begin INPUT ROWS
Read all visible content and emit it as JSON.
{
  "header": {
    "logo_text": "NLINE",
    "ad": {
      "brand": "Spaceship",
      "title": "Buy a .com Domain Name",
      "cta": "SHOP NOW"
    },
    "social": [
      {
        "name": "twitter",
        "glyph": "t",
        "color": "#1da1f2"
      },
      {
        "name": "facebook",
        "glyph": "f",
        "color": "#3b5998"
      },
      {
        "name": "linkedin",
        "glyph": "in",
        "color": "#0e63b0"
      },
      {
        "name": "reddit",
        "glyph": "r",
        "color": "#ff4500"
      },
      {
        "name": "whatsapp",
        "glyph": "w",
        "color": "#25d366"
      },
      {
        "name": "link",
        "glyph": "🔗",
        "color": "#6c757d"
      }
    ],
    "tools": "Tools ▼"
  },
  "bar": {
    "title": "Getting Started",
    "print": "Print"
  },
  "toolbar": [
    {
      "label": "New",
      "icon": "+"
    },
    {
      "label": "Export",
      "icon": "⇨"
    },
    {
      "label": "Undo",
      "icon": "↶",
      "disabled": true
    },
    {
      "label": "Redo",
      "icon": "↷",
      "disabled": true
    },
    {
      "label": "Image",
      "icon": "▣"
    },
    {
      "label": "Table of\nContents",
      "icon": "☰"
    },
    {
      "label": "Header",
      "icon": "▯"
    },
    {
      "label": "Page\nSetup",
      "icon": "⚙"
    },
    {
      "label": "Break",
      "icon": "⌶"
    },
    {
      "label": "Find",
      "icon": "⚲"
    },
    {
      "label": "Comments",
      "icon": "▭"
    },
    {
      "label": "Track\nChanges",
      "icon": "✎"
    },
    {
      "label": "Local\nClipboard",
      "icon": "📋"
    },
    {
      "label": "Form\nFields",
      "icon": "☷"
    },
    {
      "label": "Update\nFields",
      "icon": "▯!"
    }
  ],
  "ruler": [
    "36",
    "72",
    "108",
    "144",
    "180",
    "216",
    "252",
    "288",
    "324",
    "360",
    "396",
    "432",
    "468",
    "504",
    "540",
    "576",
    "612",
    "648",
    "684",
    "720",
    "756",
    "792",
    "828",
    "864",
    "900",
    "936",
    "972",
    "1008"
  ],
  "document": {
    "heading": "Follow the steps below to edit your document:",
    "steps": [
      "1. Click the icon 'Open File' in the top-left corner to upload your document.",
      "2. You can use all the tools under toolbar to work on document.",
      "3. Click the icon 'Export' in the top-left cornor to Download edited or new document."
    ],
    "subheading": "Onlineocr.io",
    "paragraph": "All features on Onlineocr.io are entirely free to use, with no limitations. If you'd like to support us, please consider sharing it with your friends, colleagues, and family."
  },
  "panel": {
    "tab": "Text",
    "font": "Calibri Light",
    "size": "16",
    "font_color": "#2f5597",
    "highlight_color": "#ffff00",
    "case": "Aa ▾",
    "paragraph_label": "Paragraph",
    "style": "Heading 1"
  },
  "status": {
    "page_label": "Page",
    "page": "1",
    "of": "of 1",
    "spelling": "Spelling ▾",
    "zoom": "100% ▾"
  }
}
end INPUT ROWS
Gather each line of the records holding the string "left".

      "1. Click the icon 'Open File' in the top-left corner to upload your document.",
      "3. Click the icon 'Export' in the top-left cornor to Download edited or new document."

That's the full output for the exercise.